**Your task**
Below are some records. Pull every line that contains the word "Integrated".

**Given records**
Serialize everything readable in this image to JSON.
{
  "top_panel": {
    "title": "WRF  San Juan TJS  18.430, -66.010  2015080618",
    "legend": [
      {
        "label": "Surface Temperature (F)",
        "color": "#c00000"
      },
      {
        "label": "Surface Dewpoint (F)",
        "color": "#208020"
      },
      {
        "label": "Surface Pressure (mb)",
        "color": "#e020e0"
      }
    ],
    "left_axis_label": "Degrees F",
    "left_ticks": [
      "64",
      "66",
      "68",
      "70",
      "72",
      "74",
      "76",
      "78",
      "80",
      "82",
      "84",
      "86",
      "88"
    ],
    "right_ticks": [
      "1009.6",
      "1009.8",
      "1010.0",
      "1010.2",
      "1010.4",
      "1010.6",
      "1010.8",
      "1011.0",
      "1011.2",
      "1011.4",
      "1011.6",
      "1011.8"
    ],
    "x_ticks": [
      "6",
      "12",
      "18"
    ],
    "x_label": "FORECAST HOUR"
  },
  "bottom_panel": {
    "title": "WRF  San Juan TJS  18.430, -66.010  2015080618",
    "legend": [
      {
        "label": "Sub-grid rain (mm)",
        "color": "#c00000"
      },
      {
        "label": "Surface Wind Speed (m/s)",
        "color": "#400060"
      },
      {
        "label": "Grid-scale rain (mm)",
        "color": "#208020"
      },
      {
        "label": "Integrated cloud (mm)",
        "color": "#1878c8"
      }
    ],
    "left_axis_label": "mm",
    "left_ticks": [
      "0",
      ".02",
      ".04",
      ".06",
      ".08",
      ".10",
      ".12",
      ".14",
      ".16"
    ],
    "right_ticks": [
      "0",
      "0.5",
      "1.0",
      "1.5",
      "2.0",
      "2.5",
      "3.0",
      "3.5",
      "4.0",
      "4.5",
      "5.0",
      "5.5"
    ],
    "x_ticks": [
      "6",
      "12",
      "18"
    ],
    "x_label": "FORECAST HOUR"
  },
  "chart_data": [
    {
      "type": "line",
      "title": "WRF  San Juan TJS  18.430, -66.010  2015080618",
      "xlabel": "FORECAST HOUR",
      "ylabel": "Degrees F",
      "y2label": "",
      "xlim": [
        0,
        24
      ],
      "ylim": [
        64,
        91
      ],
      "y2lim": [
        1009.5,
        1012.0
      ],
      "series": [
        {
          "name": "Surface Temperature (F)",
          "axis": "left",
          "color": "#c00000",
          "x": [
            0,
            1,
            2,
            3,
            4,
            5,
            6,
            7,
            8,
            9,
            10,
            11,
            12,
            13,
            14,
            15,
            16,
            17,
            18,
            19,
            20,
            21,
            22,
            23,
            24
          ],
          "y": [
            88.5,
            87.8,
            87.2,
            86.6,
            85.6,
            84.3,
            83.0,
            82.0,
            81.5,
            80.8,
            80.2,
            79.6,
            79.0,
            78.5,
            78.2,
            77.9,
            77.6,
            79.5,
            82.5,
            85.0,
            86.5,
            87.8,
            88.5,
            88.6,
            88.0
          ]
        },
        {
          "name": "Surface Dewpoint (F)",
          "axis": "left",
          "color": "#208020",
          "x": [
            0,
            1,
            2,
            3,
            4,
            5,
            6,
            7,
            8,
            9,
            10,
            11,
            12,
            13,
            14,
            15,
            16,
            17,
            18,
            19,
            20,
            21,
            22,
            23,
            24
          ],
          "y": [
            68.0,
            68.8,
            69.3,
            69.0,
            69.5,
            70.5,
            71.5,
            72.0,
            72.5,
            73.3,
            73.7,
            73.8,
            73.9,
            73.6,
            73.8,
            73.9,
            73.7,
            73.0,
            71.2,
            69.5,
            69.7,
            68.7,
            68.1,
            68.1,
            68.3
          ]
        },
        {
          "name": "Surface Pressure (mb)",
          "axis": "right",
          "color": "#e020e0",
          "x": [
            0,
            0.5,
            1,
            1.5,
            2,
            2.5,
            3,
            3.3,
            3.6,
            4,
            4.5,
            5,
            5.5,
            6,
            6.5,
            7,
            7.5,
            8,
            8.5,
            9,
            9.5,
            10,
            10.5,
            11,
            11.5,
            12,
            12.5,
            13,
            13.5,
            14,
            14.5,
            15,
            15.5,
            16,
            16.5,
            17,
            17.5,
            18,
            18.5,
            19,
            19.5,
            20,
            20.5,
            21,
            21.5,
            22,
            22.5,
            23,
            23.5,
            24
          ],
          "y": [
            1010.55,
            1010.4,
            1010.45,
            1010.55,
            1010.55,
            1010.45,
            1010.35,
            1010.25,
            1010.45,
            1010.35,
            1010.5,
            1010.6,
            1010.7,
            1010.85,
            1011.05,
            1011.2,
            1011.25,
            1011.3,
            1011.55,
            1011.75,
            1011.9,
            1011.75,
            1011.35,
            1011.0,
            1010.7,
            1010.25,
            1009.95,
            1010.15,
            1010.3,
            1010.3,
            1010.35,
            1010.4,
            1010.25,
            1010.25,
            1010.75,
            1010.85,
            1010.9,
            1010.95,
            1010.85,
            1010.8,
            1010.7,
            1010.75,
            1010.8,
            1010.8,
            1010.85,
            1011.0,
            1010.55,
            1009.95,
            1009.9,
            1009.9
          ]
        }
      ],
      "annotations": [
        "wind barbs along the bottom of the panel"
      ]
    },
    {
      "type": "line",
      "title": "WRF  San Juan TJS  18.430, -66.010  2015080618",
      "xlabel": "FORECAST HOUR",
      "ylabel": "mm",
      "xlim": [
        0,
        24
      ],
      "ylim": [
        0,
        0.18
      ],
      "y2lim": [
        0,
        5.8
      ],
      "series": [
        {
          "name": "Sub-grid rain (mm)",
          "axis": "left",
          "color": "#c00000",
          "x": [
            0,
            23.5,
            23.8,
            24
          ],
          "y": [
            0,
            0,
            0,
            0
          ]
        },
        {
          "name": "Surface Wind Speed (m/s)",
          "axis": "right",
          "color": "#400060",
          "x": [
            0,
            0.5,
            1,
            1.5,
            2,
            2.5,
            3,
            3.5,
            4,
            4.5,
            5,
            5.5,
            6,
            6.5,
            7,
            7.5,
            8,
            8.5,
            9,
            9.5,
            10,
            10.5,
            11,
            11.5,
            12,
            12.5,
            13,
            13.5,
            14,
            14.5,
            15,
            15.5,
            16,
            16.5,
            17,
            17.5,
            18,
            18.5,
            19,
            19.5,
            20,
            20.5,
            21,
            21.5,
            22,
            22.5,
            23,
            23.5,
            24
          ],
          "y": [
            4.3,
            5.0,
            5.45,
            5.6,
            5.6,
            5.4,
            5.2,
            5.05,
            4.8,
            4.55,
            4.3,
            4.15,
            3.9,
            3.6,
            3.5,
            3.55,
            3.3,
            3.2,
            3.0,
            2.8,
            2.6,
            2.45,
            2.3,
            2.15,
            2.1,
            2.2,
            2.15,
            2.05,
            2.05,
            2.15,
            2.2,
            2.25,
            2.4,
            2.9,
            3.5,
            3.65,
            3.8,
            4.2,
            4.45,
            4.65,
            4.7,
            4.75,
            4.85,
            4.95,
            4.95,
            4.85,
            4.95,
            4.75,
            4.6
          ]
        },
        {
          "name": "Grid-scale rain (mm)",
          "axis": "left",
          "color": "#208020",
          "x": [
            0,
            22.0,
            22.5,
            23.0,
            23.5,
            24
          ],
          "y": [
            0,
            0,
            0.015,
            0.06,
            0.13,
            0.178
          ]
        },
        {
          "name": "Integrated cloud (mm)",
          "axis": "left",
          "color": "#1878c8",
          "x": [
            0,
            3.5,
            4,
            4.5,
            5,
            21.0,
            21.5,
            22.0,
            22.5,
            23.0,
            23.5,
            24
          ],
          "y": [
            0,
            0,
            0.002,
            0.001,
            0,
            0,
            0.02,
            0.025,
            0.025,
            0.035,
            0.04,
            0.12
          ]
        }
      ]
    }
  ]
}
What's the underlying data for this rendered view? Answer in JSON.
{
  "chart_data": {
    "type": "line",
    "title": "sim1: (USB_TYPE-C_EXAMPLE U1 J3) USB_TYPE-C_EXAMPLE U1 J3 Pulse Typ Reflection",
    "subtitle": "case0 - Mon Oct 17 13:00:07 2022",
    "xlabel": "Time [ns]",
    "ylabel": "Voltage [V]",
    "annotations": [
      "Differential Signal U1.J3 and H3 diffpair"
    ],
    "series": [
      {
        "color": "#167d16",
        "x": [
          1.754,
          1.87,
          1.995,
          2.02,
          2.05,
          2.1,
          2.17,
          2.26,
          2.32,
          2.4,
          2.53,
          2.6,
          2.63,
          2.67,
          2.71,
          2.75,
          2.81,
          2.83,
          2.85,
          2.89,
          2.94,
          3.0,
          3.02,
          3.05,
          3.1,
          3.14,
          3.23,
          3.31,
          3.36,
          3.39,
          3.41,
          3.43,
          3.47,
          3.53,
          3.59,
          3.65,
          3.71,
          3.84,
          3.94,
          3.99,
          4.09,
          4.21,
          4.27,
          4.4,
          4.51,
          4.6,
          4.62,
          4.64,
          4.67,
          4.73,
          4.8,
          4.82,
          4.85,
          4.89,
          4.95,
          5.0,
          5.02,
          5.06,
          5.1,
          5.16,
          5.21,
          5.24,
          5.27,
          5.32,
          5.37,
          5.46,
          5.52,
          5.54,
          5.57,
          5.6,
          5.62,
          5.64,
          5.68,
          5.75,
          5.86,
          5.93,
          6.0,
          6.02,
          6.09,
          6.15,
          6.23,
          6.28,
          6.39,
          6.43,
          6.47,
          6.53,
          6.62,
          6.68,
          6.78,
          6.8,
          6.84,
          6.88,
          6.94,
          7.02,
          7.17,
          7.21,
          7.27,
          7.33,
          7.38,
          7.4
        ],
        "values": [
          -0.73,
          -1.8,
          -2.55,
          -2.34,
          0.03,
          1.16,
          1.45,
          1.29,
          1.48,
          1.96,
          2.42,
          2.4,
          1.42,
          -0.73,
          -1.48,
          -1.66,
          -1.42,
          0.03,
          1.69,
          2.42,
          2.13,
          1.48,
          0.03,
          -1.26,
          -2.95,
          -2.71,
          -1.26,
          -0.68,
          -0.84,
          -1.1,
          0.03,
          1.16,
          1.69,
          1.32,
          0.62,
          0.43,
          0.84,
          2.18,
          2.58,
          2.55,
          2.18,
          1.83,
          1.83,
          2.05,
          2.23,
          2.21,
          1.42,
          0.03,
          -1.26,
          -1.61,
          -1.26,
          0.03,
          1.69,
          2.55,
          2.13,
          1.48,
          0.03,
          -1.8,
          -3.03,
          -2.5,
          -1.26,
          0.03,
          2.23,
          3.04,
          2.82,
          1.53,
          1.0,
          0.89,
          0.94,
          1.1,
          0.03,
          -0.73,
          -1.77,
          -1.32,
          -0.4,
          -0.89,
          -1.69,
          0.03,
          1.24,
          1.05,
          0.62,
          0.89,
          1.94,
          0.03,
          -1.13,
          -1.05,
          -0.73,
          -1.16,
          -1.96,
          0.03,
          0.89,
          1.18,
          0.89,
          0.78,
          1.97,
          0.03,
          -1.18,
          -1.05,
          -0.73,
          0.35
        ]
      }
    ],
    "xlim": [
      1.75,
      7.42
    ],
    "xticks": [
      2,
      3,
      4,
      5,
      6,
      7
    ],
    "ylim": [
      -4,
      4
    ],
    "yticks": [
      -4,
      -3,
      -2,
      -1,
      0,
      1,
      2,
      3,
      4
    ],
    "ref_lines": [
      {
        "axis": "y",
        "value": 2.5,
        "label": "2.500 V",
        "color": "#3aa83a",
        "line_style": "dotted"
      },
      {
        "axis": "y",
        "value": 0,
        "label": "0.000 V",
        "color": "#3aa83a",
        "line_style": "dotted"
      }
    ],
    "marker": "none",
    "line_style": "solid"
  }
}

**Finished exercise**
        "label": "Integrated cloud (mm)",
          "name": "Integrated cloud (mm)",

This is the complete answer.